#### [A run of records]
-- START --

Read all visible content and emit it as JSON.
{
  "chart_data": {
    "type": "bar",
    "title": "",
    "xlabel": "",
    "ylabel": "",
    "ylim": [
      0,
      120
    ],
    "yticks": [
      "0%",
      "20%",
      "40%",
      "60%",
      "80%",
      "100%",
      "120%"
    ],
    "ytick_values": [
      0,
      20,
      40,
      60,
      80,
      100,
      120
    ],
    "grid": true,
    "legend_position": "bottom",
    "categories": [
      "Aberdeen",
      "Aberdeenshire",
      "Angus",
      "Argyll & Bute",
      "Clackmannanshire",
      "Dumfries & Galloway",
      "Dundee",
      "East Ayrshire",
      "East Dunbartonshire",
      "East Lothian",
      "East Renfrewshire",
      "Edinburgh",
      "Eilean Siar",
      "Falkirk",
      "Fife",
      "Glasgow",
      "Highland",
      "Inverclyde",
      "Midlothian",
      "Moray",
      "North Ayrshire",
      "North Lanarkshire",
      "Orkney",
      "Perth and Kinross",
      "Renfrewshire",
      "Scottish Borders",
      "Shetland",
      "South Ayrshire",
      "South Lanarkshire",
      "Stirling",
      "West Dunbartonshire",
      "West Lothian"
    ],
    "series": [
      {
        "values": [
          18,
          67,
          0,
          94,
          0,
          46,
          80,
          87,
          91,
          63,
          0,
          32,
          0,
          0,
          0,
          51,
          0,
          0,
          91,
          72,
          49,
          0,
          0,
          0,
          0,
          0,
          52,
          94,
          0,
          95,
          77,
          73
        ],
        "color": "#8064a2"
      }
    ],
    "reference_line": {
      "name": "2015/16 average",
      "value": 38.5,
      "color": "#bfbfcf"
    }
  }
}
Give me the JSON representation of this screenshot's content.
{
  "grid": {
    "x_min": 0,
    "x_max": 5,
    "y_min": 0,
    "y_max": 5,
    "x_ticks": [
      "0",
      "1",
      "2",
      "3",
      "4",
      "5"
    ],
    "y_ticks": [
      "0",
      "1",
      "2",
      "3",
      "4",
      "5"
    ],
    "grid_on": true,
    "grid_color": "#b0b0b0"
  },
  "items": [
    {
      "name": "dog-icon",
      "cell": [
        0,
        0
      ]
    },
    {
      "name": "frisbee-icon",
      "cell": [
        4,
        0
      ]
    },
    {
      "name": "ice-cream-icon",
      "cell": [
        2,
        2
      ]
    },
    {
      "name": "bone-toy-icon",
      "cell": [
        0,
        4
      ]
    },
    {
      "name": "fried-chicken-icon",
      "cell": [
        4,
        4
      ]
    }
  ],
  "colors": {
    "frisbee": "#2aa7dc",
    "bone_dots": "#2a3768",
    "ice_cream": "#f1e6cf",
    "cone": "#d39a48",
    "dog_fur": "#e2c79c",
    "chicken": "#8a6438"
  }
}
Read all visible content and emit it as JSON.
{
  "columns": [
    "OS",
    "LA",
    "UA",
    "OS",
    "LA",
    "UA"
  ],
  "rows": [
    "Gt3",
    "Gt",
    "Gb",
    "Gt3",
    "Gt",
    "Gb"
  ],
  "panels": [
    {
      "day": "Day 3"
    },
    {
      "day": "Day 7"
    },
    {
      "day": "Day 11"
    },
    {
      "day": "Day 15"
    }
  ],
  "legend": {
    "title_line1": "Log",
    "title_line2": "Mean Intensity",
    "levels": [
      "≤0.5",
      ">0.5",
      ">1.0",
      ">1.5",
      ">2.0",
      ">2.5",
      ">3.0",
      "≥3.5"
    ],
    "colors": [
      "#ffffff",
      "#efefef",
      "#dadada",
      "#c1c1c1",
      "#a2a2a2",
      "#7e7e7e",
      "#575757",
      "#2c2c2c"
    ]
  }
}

-- END --

#### [What you need to do]
Extract all of the data shown above without alteration.

#### [Expected answer]
Read all visible content and emit it as JSON.
{
  "chart_data": {
    "type": "bar",
    "title": "",
    "xlabel": "",
    "ylabel": "",
    "ylim": [
      0,
      120
    ],
    "yticks": [
      "0%",
      "20%",
      "40%",
      "60%",
      "80%",
      "100%",
      "120%"
    ],
    "ytick_values": [
      0,
      20,
      40,
      60,
      80,
      100,
      120
    ],
    "grid": true,
    "legend_position": "bottom",
    "categories": [
      "Aberdeen",
      "Aberdeenshire",
      "Angus",
      "Argyll & Bute",
      "Clackmannanshire",
      "Dumfries & Galloway",
      "Dundee",
      "East Ayrshire",
      "East Dunbartonshire",
      "East Lothian",
      "East Renfrewshire",
      "Edinburgh",
      "Eilean Siar",
      "Falkirk",
      "Fife",
      "Glasgow",
      "Highland",
      "Inverclyde",
      "Midlothian",
      "Moray",
      "North Ayrshire",
      "North Lanarkshire",
      "Orkney",
      "Perth and Kinross",
      "Renfrewshire",
      "Scottish Borders",
      "Shetland",
      "South Ayrshire",
      "South Lanarkshire",
      "Stirling",
      "West Dunbartonshire",
      "West Lothian"
    ],
    "series": [
      {
        "values": [
          18,
          67,
          0,
          94,
          0,
          46,
          80,
          87,
          91,
          63,
          0,
          32,
          0,
          0,
          0,
          51,
          0,
          0,
          91,
          72,
          49,
          0,
          0,
          0,
          0,
          0,
          52,
          94,
          0,
          95,
          77,
          73
        ],
        "color": "#8064a2"
      }
    ],
    "reference_line": {
      "name": "2015/16 average",
      "value": 38.5,
      "color": "#bfbfcf"
    }
  }
}
Give me the JSON representation of this screenshot's content.
{
  "grid": {
    "x_min": 0,
    "x_max": 5,
    "y_min": 0,
    "y_max": 5,
    "x_ticks": [
      "0",
      "1",
      "2",
      "3",
      "4",
      "5"
    ],
    "y_ticks": [
      "0",
      "1",
      "2",
      "3",
      "4",
      "5"
    ],
    "grid_on": true,
    "grid_color": "#b0b0b0"
  },
  "items": [
    {
      "name": "dog-icon",
      "cell": [
        0,
        0
      ]
    },
    {
      "name": "frisbee-icon",
      "cell": [
        4,
        0
      ]
    },
    {
      "name": "ice-cream-icon",
      "cell": [
        2,
        2
      ]
    },
    {
      "name": "bone-toy-icon",
      "cell": [
        0,
        4
      ]
    },
    {
      "name": "fried-chicken-icon",
      "cell": [
        4,
        4
      ]
    }
  ],
  "colors": {
    "frisbee": "#2aa7dc",
    "bone_dots": "#2a3768",
    "ice_cream": "#f1e6cf",
    "cone": "#d39a48",
    "dog_fur": "#e2c79c",
    "chicken": "#8a6438"
  }
}
Read all visible content and emit it as JSON.
{
  "columns": [
    "OS",
    "LA",
    "UA",
    "OS",
    "LA",
    "UA"
  ],
  "rows": [
    "Gt3",
    "Gt",
    "Gb",
    "Gt3",
    "Gt",
    "Gb"
  ],
  "panels": [
    {
      "day": "Day 3"
    },
    {
      "day": "Day 7"
    },
    {
      "day": "Day 11"
    },
    {
      "day": "Day 15"
    }
  ],
  "legend": {
    "title_line1": "Log",
    "title_line2": "Mean Intensity",
    "levels": [
      "≤0.5",
      ">0.5",
      ">1.0",
      ">1.5",
      ">2.0",
      ">2.5",
      ">3.0",
      "≥3.5"
    ],
    "colors": [
      "#ffffff",
      "#efefef",
      "#dadada",
      "#c1c1c1",
      "#a2a2a2",
      "#7e7e7e",
      "#575757",
      "#2c2c2c"
    ]
  }
}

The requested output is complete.